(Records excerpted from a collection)
-=-=-=-=-

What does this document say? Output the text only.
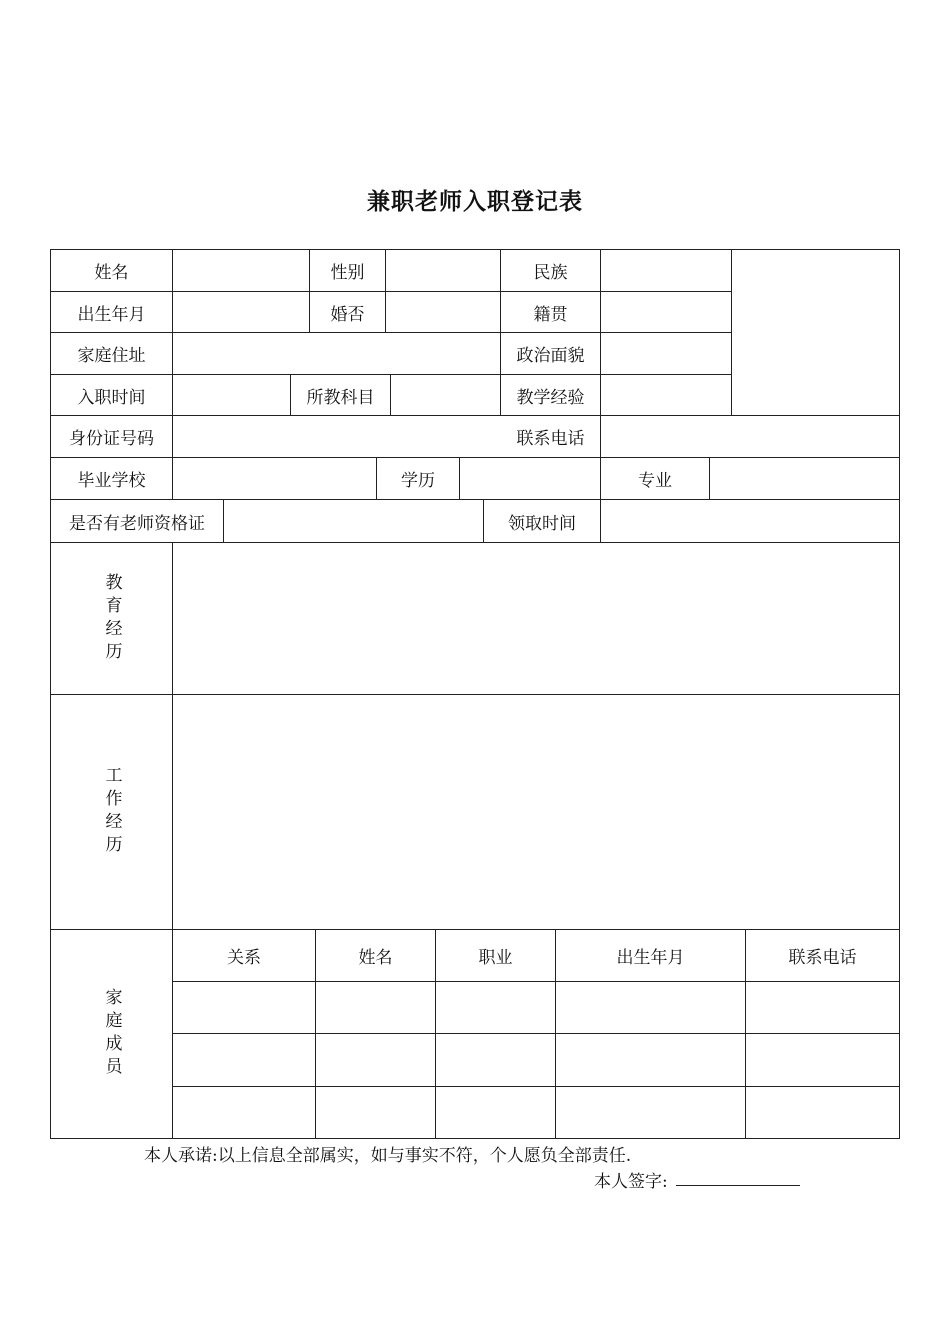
兼职老师入职登记表
姓名	性别	民族
出生年月	婚否	籍贯
家庭住址	政治面貌
入职时间	所教科目	教学经验
身份证号码	联系电话
毕业学校	学历	专业
是否有老师资格证	领取时间
教育经历
工作经历
家庭成员
关系	姓名	职业	出生年月	联系电话
本人承诺:以上信息全部属实，如与事实不符，个人愿负全部责任.
本人签字:
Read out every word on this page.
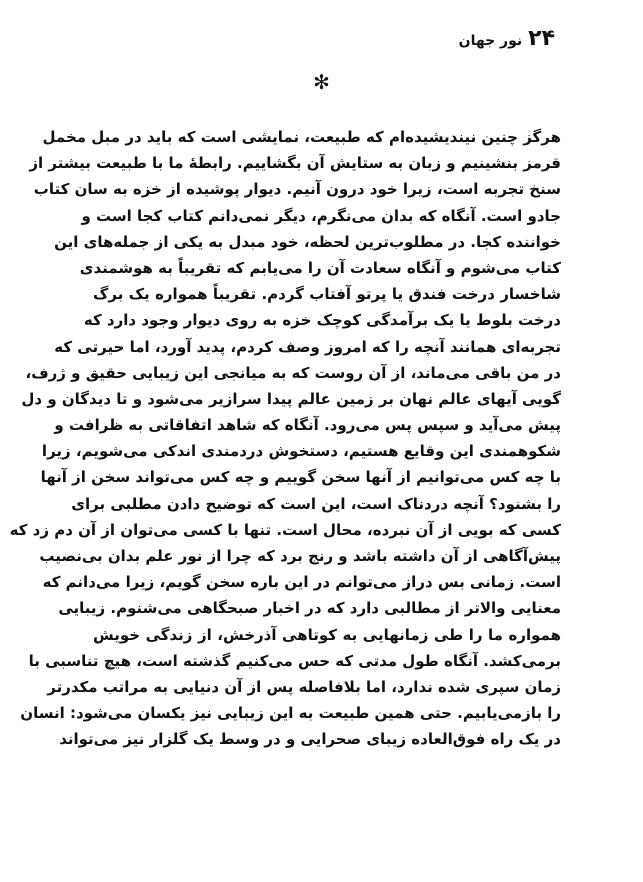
۲۴
نور جهان
✻
هرگز چنین نیندیشیده‌ام که طبیعت، نمایشی است که باید در مبل مخمل
قرمز بنشینیم و زبان به ستایش آن بگشاییم. رابطهٔ ما با طبیعت بیشتر از
سنخ تجربه است، زیرا خود درون آنیم. دیوار پوشیده از خزه به سان کتاب
جادو است. آنگاه که بدان می‌نگرم، دیگر نمی‌دانم کتاب کجا است و
خواننده کجا. در مطلوب‌ترین لحظه، خود مبدل به یکی از جمله‌های این
کتاب می‌شوم و آنگاه سعادت آن را می‌یابم که تقریباً به هوشمندی
شاخسار درخت فندق یا پرتو آفتاب گردم. تقریباً همواره یک برگ
درخت بلوط یا یک برآمدگی کوچک خزه به روی دیوار وجود دارد که
تجربه‌ای همانند آنچه را که امروز وصف کردم، پدید آورد، اما حیرتی که
در من باقی می‌ماند، از آن روست که به میانجی این زیبایی حقیق و ژرف،
گویی آیهای عالم نهان بر زمین عالم پیدا سرازیر می‌شود و تا دیدگان و دل
پیش می‌آید و سپس پس می‌رود. آنگاه که شاهد اتفاقاتی به ظرافت و
شکوهمندی این وقایع هستیم، دستخوش دردمندی اندکی می‌شویم، زیرا
با چه کس می‌توانیم از آنها سخن گوییم و چه کس می‌تواند سخن از آنها
را بشنود؟ آنچه دردناک است، این است که توضیح دادن مطلبی برای
کسی که بویی از آن نبرده، محال است. تنها با کسی می‌توان از آن دم زد که
پیش‌آگاهی از آن داشته باشد و رنج برد که چرا از نور علم بدان بی‌نصیب
است. زمانی بس دراز می‌توانم در این باره سخن گویم، زیرا می‌دانم که
معنایی والاتر از مطالبی دارد که در اخبار صبحگاهی می‌شنوم. زیبایی
همواره ما را طی زمانهایی به کوتاهی آذرخش، از زندگی خویش
برمی‌کشد. آنگاه طول مدتی که حس می‌کنیم گذشته است، هیچ تناسبی با
زمان سپری شده ندارد، اما بلافاصله پس از آن دنیایی به مراتب مکدرتر
را بازمی‌یابیم. حتی همین طبیعت به این زیبایی نیز یکسان می‌شود: انسان
در یک راه فوق‌العاده زیبای صحرایی و در وسط یک گلزار نیز می‌تواند
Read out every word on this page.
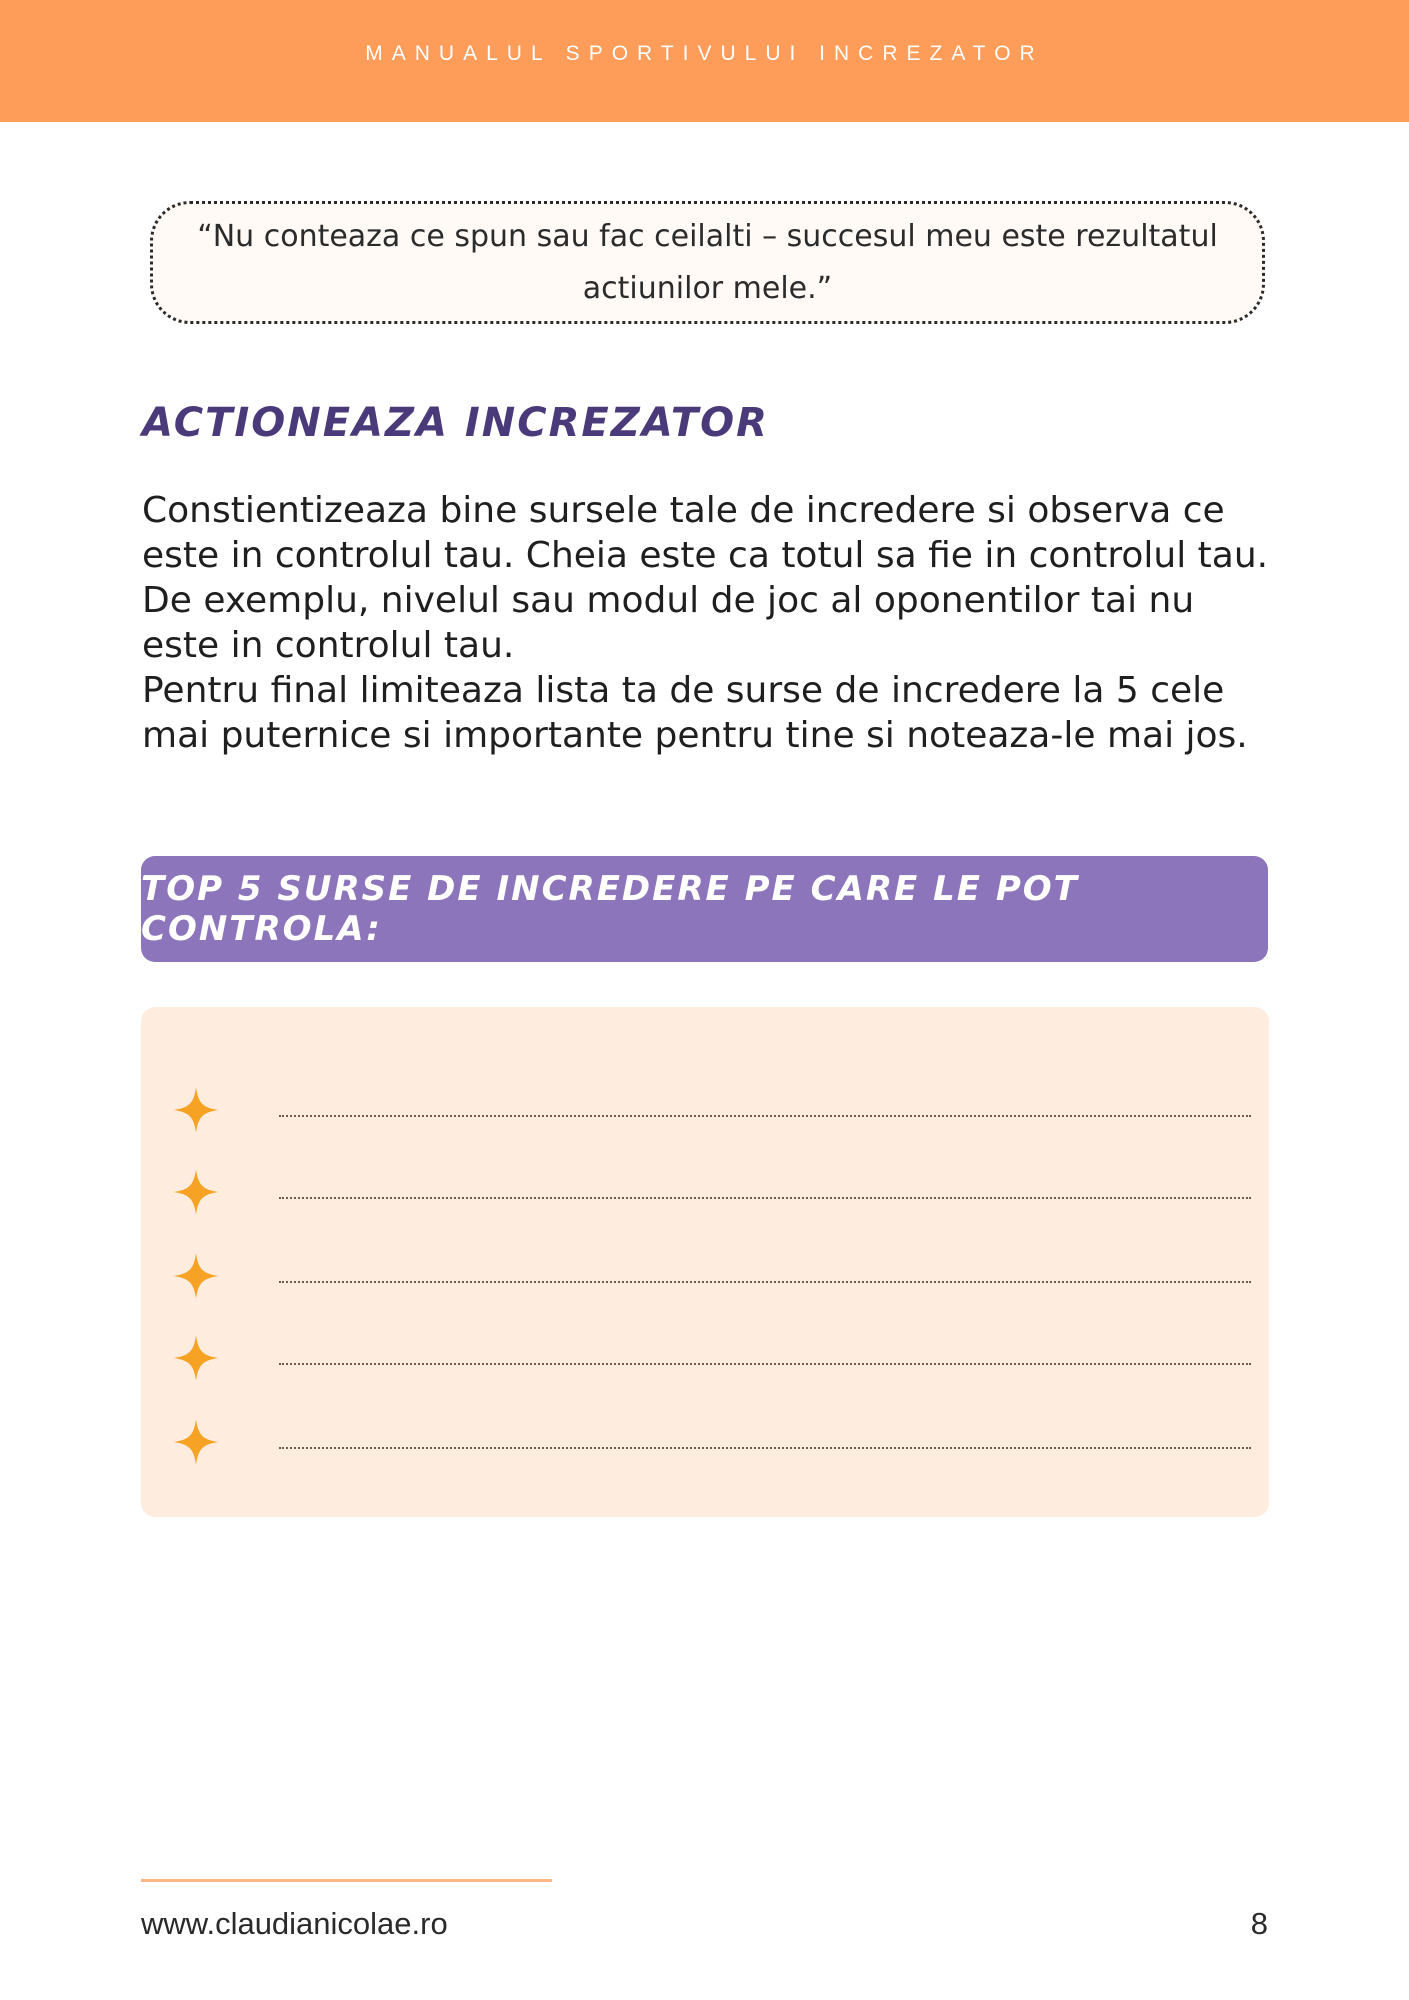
MANUALUL SPORTIVULUI INCREZATOR
“Nu conteaza ce spun sau fac ceilalti – succesul meu este rezultatul actiunilor mele.”
ACTIONEAZA INCREZATOR

Constientizeaza bine sursele tale de incredere si observa ce este in controlul tau. Cheia este ca totul sa fie in controlul tau. De exemplu, nivelul sau modul de joc al oponentilor tai nu este in controlul tau.

Pentru final limiteaza lista ta de surse de incredere la 5 cele mai puternice si importante pentru tine si noteaza-le mai jos.

TOP 5 SURSE DE INCREDERE PE CARE LE POT CONTROLA:
www.claudianicolae.ro	8
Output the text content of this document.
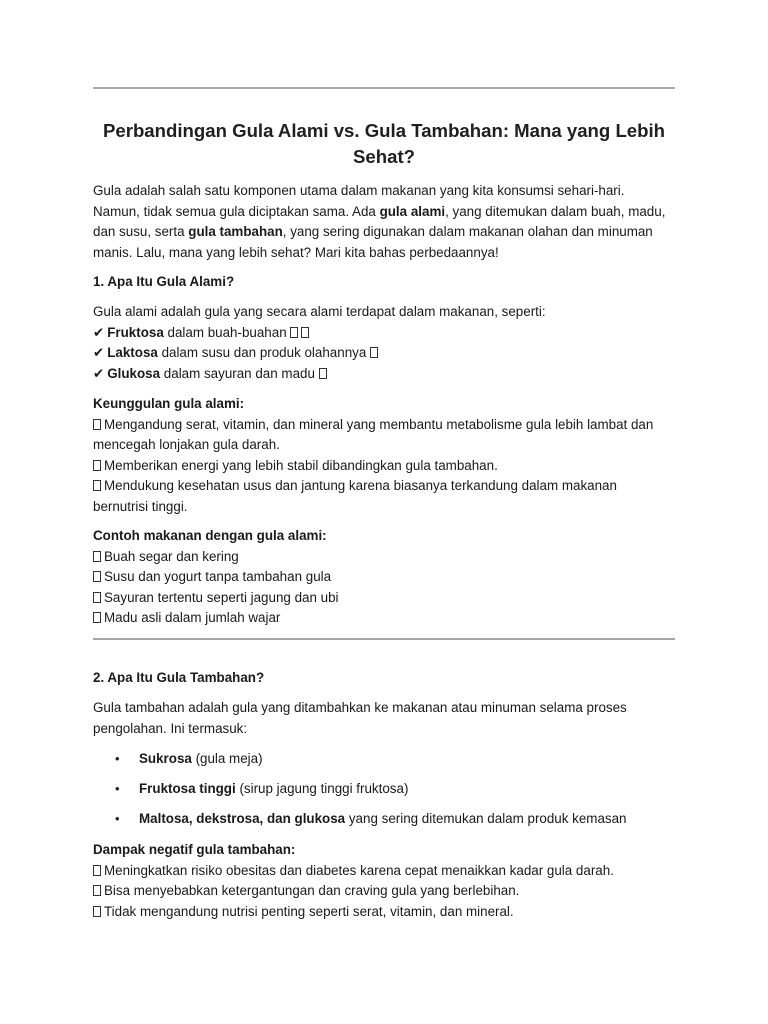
Perbandingan Gula Alami vs. Gula Tambahan: Mana yang Lebih Sehat?

Gula adalah salah satu komponen utama dalam makanan yang kita konsumsi sehari-hari. Namun, tidak semua gula diciptakan sama. Ada gula alami, yang ditemukan dalam buah, madu, dan susu, serta gula tambahan, yang sering digunakan dalam makanan olahan dan minuman manis. Lalu, mana yang lebih sehat? Mari kita bahas perbedaannya!

1. Apa Itu Gula Alami?

Gula alami adalah gula yang secara alami terdapat dalam makanan, seperti:

✔ Fruktosa dalam buah-buahan

✔ Laktosa dalam susu dan produk olahannya

✔ Glukosa dalam sayuran dan madu

Keunggulan gula alami:

Mengandung serat, vitamin, dan mineral yang membantu metabolisme gula lebih lambat dan mencegah lonjakan gula darah.

Memberikan energi yang lebih stabil dibandingkan gula tambahan.

Mendukung kesehatan usus dan jantung karena biasanya terkandung dalam makanan bernutrisi tinggi.

Contoh makanan dengan gula alami:

Buah segar dan kering

Susu dan yogurt tanpa tambahan gula

Sayuran tertentu seperti jagung dan ubi

Madu asli dalam jumlah wajar

2. Apa Itu Gula Tambahan?
Gula tambahan adalah gula yang ditambahkan ke makanan atau minuman selama proses pengolahan. Ini termasuk:
• Sukrosa (gula meja)
• Fruktosa tinggi (sirup jagung tinggi fruktosa)
• Maltosa, dekstrosa, dan glukosa yang sering ditemukan dalam produk kemasan

Dampak negatif gula tambahan:

Meningkatkan risiko obesitas dan diabetes karena cepat menaikkan kadar gula darah.

Bisa menyebabkan ketergantungan dan craving gula yang berlebihan.

Tidak mengandung nutrisi penting seperti serat, vitamin, dan mineral.
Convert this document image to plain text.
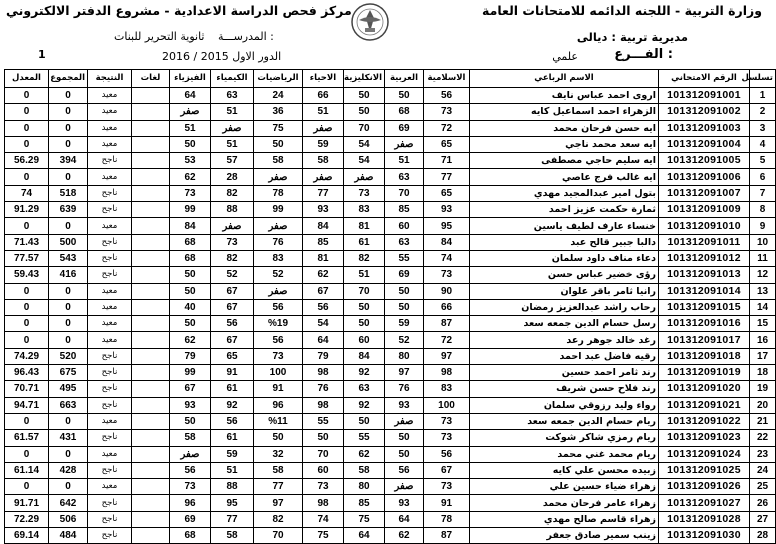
وزارة التربية - اللجنه الدائمه للامتحانات العامة
مركز فحص الدراسة الاعدادية - مشروع الدفتر الالكتروني
مديرية تربية : ديالى
الفـــرع :
علمي
المدرســـة :
ثانوية التحرير للبنات
الدور الاول 2015 / 2016
1
تسلسل	الرقم الامتحاني	الاسم الرباعي	الاسلامية	العربية	الانكليزية	الاحياء	الرياضيات	الكيمياء	الفيزياء	لغات	النتيجة	المجموع	المعدل
1	101312091001	اروى احمد عباس نايف	56	50	50	66	24	63	64		معيد	0	0
2	101312091002	الزهراء احمد اسماعيل كايه	73	68	50	51	36	51	صفر		معيد	0	0
3	101312091003	ايه حسن فرحان محمد	72	69	70	صفر	75	صفر	51		معيد	0	0
4	101312091004	ايه سعد محمد ناجي	65	صفر	54	59	50	51	50		معيد	0	0
5	101312091005	ايه سليم حاجي مصطفى	71	51	54	58	58	57	53		ناجح	394	56.29
6	101312091006	ايه غالب فرج عاصي	77	63	صفر	صفر	صفر	28	62		معيد	0	0
7	101312091007	بتول امير عبدالمجيد مهدي	65	70	73	77	78	82	73		ناجح	518	74
8	101312091009	ثمارة حكمت عزيز احمد	93	85	83	93	99	88	99		ناجح	639	91.29
9	101312091010	خنساء عارف لطيف ياسين	95	60	81	84	صفر	صفر	84		معيد	0	0
10	101312091011	دالبا جبير قالح عبد	84	63	61	85	76	73	68		ناجح	500	71.43
11	101312091012	دعاء مناف داود سلمان	74	55	82	81	83	82	68		ناجح	543	77.57
12	101312091013	رؤى خضير عباس حسن	73	69	51	62	52	52	50		ناجح	416	59.43
13	101312091014	رانيا ثامر باقر علوان	90	50	70	67	صفر	67	50		معيد	0	0
14	101312091015	رحاب راشد عبدالعزيز رمضان	66	50	50	56	56	67	40		معيد	0	0
15	101312091016	رسل حسام الدين جمعه سعد	87	59	50	54	%19	56	50		معيد	0	0
16	101312091017	رغد خالد جوهر رعد	72	52	60	64	56	67	62		معيد	0	0
17	101312091018	رقيه فاضل عبد احمد	97	80	84	79	73	65	79		ناجح	520	74.29
18	101312091019	رند ثامر احمد حسين	98	97	92	98	100	91	99		ناجح	675	96.43
19	101312091020	رند فلاح حسن شريف	83	76	63	76	91	61	67		ناجح	495	70.71
20	101312091021	رواء وليد رزوقي سلمان	100	93	92	98	96	92	93		ناجح	663	94.71
21	101312091022	ريام حسام الدين جمعه سعد	73	صفر	50	55	%11	56	50		معيد	0	0
22	101312091023	ريام رمزي شاكر شوكت	73	50	55	50	50	61	58		ناجح	431	61.57
23	101312091024	ريام محمد غني محمد	56	50	62	70	32	59	صفر		معيد	0	0
24	101312091025	زبيده محسن علي كايه	67	56	58	60	58	51	56		ناجح	428	61.14
25	101312091026	زهراء ضياء حسين علي	73	صفر	80	73	77	88	73		معيد	0	0
26	101312091027	زهراء عامر فرحان محمد	91	93	85	98	97	95	96		ناجح	642	91.71
27	101312091028	زهراء قاسم صالح مهدي	78	64	75	74	82	77	69		ناجح	506	72.29
28	101312091030	زينب سمير صادق جعفر	87	62	64	75	70	58	68		ناجح	484	69.14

-=-=-=-=-

The problem:
Report how many lines in the listing above include the word "آنگاه". Give nothing but the number.

Completed exercise:
4